DESCRIPTION OF THE TASK » Here are some entries; quote each one exactly.

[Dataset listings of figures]
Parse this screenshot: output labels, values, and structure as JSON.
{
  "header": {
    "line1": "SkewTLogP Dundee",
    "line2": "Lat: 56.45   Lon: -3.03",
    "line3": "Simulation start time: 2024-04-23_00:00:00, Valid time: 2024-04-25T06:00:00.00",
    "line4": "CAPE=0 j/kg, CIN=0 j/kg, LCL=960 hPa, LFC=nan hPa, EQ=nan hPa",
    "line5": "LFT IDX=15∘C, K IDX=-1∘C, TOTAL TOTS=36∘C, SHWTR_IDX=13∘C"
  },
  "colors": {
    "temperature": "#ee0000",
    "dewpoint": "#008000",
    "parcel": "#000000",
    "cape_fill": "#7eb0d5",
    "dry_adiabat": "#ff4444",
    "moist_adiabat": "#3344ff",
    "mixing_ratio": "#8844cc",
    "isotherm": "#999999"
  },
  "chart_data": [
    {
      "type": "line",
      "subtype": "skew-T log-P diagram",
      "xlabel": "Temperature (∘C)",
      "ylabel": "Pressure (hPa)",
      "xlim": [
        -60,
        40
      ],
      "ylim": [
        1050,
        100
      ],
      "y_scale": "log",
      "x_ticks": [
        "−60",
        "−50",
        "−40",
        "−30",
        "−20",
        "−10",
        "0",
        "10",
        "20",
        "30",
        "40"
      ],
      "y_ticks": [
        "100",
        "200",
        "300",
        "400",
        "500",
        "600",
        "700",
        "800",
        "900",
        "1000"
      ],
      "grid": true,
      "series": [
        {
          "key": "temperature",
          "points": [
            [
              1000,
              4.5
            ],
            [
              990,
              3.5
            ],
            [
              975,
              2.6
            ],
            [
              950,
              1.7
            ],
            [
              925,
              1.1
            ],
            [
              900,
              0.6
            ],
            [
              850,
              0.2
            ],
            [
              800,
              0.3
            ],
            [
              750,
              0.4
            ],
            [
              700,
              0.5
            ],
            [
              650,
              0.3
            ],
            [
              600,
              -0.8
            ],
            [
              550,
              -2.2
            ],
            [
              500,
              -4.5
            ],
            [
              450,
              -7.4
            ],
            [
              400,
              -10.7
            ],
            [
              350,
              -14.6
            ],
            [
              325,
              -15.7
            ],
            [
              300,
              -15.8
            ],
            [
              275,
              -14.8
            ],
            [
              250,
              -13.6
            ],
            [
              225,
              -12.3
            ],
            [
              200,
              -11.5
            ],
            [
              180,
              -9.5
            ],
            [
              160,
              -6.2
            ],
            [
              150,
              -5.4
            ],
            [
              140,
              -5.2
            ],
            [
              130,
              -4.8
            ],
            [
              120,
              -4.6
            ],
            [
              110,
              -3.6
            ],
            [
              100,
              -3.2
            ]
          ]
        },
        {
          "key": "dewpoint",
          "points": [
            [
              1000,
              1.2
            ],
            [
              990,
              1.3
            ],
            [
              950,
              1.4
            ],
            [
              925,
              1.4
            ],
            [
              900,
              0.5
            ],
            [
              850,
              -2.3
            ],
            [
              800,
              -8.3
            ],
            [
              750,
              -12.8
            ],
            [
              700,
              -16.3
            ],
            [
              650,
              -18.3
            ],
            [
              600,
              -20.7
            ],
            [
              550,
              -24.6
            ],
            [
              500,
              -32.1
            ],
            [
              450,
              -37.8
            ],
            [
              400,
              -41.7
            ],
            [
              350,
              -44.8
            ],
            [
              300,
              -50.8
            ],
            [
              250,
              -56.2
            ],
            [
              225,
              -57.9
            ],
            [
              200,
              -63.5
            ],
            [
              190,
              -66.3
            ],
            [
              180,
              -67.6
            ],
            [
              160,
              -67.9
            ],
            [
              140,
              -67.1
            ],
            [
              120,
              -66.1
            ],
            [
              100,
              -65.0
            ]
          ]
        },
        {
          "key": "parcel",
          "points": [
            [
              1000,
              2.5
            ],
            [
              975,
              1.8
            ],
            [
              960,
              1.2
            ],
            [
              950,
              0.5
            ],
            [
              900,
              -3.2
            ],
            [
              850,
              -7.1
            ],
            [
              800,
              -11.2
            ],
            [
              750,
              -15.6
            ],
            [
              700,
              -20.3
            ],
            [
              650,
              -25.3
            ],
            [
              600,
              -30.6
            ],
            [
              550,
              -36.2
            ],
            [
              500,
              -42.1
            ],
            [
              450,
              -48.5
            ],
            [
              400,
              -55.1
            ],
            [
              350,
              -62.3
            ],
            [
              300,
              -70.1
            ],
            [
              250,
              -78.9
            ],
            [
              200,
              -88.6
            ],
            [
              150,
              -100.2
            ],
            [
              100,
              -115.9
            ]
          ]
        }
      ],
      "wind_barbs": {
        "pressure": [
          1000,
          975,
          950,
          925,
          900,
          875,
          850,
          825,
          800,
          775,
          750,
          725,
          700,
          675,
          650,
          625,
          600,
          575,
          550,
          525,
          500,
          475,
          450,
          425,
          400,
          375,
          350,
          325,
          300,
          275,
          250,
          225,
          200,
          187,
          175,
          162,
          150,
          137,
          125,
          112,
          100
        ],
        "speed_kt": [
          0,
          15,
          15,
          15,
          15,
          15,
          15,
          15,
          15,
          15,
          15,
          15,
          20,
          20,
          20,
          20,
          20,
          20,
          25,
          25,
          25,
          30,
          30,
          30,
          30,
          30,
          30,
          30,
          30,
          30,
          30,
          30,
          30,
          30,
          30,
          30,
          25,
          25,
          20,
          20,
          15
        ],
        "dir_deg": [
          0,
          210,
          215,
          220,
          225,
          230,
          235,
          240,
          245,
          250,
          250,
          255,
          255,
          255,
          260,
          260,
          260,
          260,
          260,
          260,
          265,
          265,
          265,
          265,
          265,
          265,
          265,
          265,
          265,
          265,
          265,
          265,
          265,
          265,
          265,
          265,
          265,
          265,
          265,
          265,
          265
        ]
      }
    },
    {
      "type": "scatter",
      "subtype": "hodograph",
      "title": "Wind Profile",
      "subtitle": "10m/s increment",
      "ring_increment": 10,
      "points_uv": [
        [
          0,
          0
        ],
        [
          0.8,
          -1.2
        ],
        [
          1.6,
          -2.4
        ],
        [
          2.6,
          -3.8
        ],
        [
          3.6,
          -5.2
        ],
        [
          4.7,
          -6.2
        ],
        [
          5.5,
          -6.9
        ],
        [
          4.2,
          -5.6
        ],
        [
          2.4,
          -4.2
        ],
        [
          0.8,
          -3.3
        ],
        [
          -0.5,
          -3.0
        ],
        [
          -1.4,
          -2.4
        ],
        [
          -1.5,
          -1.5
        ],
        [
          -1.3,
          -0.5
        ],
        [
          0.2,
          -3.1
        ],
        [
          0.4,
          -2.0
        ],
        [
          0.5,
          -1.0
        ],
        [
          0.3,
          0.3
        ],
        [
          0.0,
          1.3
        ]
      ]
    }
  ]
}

COMPLETED EXERCISE »
Parse this screenshot: output labels, values, and structure as JSON.
{
  "header": {
    "line1": "SkewTLogP Dundee",
    "line2": "Lat: 56.45   Lon: -3.03",
    "line3": "Simulation start time: 2024-04-23_00:00:00, Valid time: 2024-04-25T06:00:00.00",
    "line4": "CAPE=0 j/kg, CIN=0 j/kg, LCL=960 hPa, LFC=nan hPa, EQ=nan hPa",
    "line5": "LFT IDX=15∘C, K IDX=-1∘C, TOTAL TOTS=36∘C, SHWTR_IDX=13∘C"
  },
  "colors": {
    "temperature": "#ee0000",
    "dewpoint": "#008000",
    "parcel": "#000000",
    "cape_fill": "#7eb0d5",
    "dry_adiabat": "#ff4444",
    "moist_adiabat": "#3344ff",
    "mixing_ratio": "#8844cc",
    "isotherm": "#999999"
  },
  "chart_data": [
    {
      "type": "line",
      "subtype": "skew-T log-P diagram",
      "xlabel": "Temperature (∘C)",
      "ylabel": "Pressure (hPa)",
      "xlim": [
        -60,
        40
      ],
      "ylim": [
        1050,
        100
      ],
      "y_scale": "log",
      "x_ticks": [
        "−60",
        "−50",
        "−40",
        "−30",
        "−20",
        "−10",
        "0",
        "10",
        "20",
        "30",
        "40"
      ],
      "y_ticks": [
        "100",
        "200",
        "300",
        "400",
        "500",
        "600",
        "700",
        "800",
        "900",
        "1000"
      ],
      "grid": true,
      "series": [
        {
          "key": "temperature",
          "points": [
            [
              1000,
              4.5
            ],
            [
              990,
              3.5
            ],
            [
              975,
              2.6
            ],
            [
              950,
              1.7
            ],
            [
              925,
              1.1
            ],
            [
              900,
              0.6
            ],
            [
              850,
              0.2
            ],
            [
              800,
              0.3
            ],
            [
              750,
              0.4
            ],
            [
              700,
              0.5
            ],
            [
              650,
              0.3
            ],
            [
              600,
              -0.8
            ],
            [
              550,
              -2.2
            ],
            [
              500,
              -4.5
            ],
            [
              450,
              -7.4
            ],
            [
              400,
              -10.7
            ],
            [
              350,
              -14.6
            ],
            [
              325,
              -15.7
            ],
            [
              300,
              -15.8
            ],
            [
              275,
              -14.8
            ],
            [
              250,
              -13.6
            ],
            [
              225,
              -12.3
            ],
            [
              200,
              -11.5
            ],
            [
              180,
              -9.5
            ],
            [
              160,
              -6.2
            ],
            [
              150,
              -5.4
            ],
            [
              140,
              -5.2
            ],
            [
              130,
              -4.8
            ],
            [
              120,
              -4.6
            ],
            [
              110,
              -3.6
            ],
            [
              100,
              -3.2
            ]
          ]
        },
        {
          "key": "dewpoint",
          "points": [
            [
              1000,
              1.2
            ],
            [
              990,
              1.3
            ],
            [
              950,
              1.4
            ],
            [
              925,
              1.4
            ],
            [
              900,
              0.5
            ],
            [
              850,
              -2.3
            ],
            [
              800,
              -8.3
            ],
            [
              750,
              -12.8
            ],
            [
              700,
              -16.3
            ],
            [
              650,
              -18.3
            ],
            [
              600,
              -20.7
            ],
            [
              550,
              -24.6
            ],
            [
              500,
              -32.1
            ],
            [
              450,
              -37.8
            ],
            [
              400,
              -41.7
            ],
            [
              350,
              -44.8
            ],
            [
              300,
              -50.8
            ],
            [
              250,
              -56.2
            ],
            [
              225,
              -57.9
            ],
            [
              200,
              -63.5
            ],
            [
              190,
              -66.3
            ],
            [
              180,
              -67.6
            ],
            [
              160,
              -67.9
            ],
            [
              140,
              -67.1
            ],
            [
              120,
              -66.1
            ],
            [
              100,
              -65.0
            ]
          ]
        },
        {
          "key": "parcel",
          "points": [
            [
              1000,
              2.5
            ],
            [
              975,
              1.8
            ],
            [
              960,
              1.2
            ],
            [
              950,
              0.5
            ],
            [
              900,
              -3.2
            ],
            [
              850,
              -7.1
            ],
            [
              800,
              -11.2
            ],
            [
              750,
              -15.6
            ],
            [
              700,
              -20.3
            ],
            [
              650,
              -25.3
            ],
            [
              600,
              -30.6
            ],
            [
              550,
              -36.2
            ],
            [
              500,
              -42.1
            ],
            [
              450,
              -48.5
            ],
            [
              400,
              -55.1
            ],
            [
              350,
              -62.3
            ],
            [
              300,
              -70.1
            ],
            [
              250,
              -78.9
            ],
            [
              200,
              -88.6
            ],
            [
              150,
              -100.2
            ],
            [
              100,
              -115.9
            ]
          ]
        }
      ],
      "wind_barbs": {
        "pressure": [
          1000,
          975,
          950,
          925,
          900,
          875,
          850,
          825,
          800,
          775,
          750,
          725,
          700,
          675,
          650,
          625,
          600,
          575,
          550,
          525,
          500,
          475,
          450,
          425,
          400,
          375,
          350,
          325,
          300,
          275,
          250,
          225,
          200,
          187,
          175,
          162,
          150,
          137,
          125,
          112,
          100
        ],
        "speed_kt": [
          0,
          15,
          15,
          15,
          15,
          15,
          15,
          15,
          15,
          15,
          15,
          15,
          20,
          20,
          20,
          20,
          20,
          20,
          25,
          25,
          25,
          30,
          30,
          30,
          30,
          30,
          30,
          30,
          30,
          30,
          30,
          30,
          30,
          30,
          30,
          30,
          25,
          25,
          20,
          20,
          15
        ],
        "dir_deg": [
          0,
          210,
          215,
          220,
          225,
          230,
          235,
          240,
          245,
          250,
          250,
          255,
          255,
          255,
          260,
          260,
          260,
          260,
          260,
          260,
          265,
          265,
          265,
          265,
          265,
          265,
          265,
          265,
          265,
          265,
          265,
          265,
          265,
          265,
          265,
          265,
          265,
          265,
          265,
          265,
          265
        ]
      }
    },
    {
      "type": "scatter",
      "subtype": "hodograph",
      "title": "Wind Profile",
      "subtitle": "10m/s increment",
      "ring_increment": 10,
      "points_uv": [
        [
          0,
          0
        ],
        [
          0.8,
          -1.2
        ],
        [
          1.6,
          -2.4
        ],
        [
          2.6,
          -3.8
        ],
        [
          3.6,
          -5.2
        ],
        [
          4.7,
          -6.2
        ],
        [
          5.5,
          -6.9
        ],
        [
          4.2,
          -5.6
        ],
        [
          2.4,
          -4.2
        ],
        [
          0.8,
          -3.3
        ],
        [
          -0.5,
          -3.0
        ],
        [
          -1.4,
          -2.4
        ],
        [
          -1.5,
          -1.5
        ],
        [
          -1.3,
          -0.5
        ],
        [
          0.2,
          -3.1
        ],
        [
          0.4,
          -2.0
        ],
        [
          0.5,
          -1.0
        ],
        [
          0.3,
          0.3
        ],
        [
          0.0,
          1.3
        ]
      ]
    }
  ]
}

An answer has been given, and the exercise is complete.